* _Directive_: From the records below, pull each line that has "termes".

* _Extracted material_:
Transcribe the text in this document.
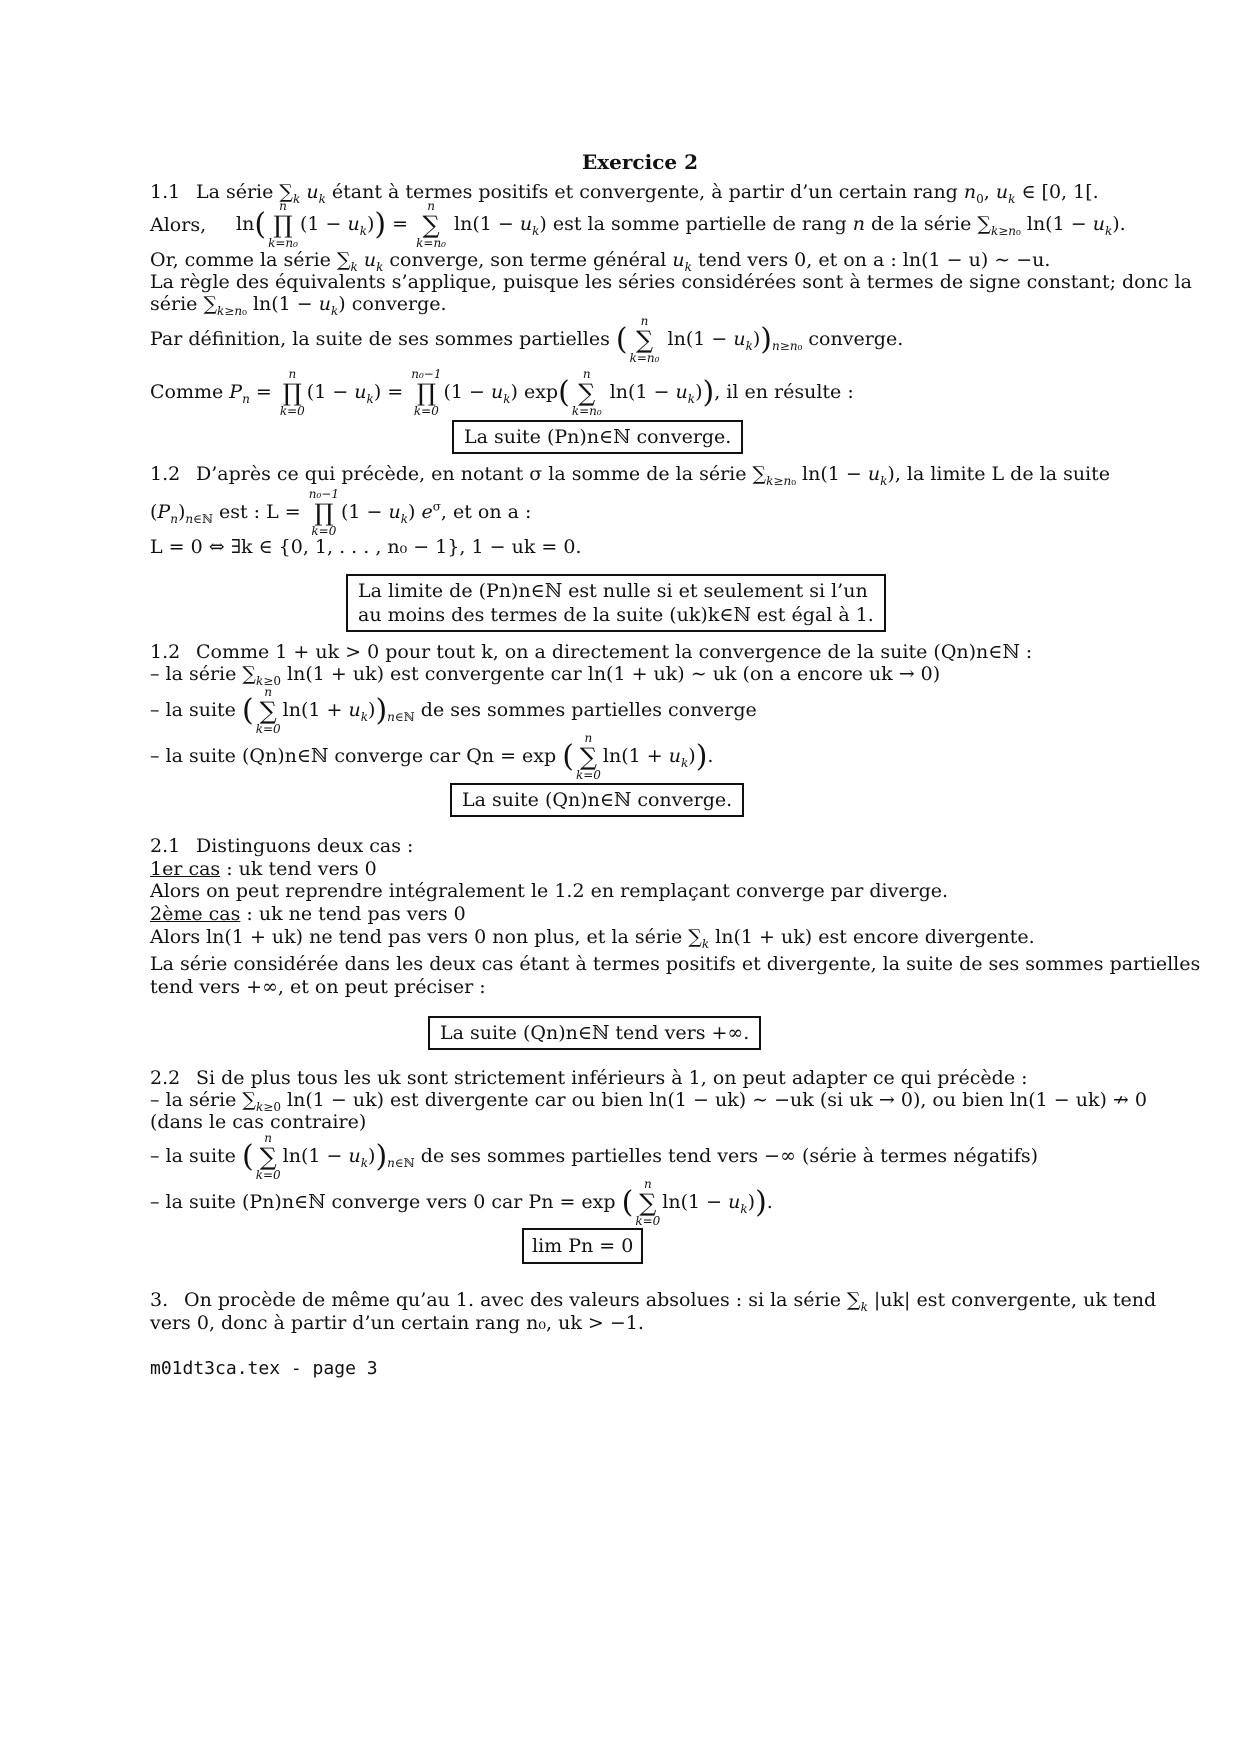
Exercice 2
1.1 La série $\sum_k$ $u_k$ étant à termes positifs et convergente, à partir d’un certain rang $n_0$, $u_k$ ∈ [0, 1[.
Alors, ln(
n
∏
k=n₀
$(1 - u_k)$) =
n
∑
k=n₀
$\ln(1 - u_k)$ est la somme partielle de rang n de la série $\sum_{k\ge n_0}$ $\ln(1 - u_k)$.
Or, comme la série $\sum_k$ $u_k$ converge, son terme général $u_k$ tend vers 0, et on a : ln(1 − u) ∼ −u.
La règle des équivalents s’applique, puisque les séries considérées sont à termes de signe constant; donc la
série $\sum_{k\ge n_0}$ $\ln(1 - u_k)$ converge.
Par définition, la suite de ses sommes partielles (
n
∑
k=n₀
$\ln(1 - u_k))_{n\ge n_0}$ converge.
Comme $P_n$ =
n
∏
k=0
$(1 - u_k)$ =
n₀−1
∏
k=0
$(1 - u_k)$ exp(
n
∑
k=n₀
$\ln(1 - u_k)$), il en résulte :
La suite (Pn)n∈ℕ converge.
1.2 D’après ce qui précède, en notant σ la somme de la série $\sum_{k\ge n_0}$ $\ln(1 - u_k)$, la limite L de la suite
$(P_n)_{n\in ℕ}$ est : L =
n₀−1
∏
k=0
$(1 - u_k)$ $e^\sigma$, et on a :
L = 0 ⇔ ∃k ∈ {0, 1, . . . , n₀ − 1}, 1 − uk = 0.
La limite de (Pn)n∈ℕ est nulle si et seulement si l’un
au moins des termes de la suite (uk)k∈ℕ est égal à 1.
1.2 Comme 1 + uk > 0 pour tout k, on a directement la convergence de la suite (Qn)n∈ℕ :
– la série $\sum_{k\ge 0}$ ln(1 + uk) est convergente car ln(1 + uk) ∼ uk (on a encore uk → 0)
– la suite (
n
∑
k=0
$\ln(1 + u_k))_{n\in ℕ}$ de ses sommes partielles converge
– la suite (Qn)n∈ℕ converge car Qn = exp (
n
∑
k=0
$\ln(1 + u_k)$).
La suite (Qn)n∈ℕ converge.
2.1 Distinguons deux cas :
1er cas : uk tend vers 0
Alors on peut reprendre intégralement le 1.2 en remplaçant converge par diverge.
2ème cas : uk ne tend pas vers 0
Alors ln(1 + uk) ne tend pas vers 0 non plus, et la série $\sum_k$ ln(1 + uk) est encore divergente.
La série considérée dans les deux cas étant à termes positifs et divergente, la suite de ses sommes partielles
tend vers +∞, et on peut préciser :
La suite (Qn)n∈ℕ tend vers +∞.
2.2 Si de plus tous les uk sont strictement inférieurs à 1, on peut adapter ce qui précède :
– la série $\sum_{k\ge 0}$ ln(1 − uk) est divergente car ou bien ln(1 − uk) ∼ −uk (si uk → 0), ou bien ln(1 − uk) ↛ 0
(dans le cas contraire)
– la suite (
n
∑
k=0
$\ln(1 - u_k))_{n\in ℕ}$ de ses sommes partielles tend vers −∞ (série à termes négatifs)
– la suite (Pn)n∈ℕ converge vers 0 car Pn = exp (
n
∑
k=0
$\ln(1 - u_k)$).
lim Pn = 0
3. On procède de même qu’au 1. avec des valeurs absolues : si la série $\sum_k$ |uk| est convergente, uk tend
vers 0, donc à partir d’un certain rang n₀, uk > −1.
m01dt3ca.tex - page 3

* _Answer to the task_:
1.1 La série $\sum_k$ $u_k$ étant à termes positifs et convergente, à partir d’un certain rang $n_0$, $u_k$ ∈ [0, 1[.
La règle des équivalents s’applique, puisque les séries considérées sont à termes de signe constant; donc la
au moins des termes de la suite (uk)k∈ℕ est égal à 1.
La série considérée dans les deux cas étant à termes positifs et divergente, la suite de ses sommes partielles
$\ln(1 - u_k))_{n\in ℕ}$ de ses sommes partielles tend vers −∞ (série à termes négatifs)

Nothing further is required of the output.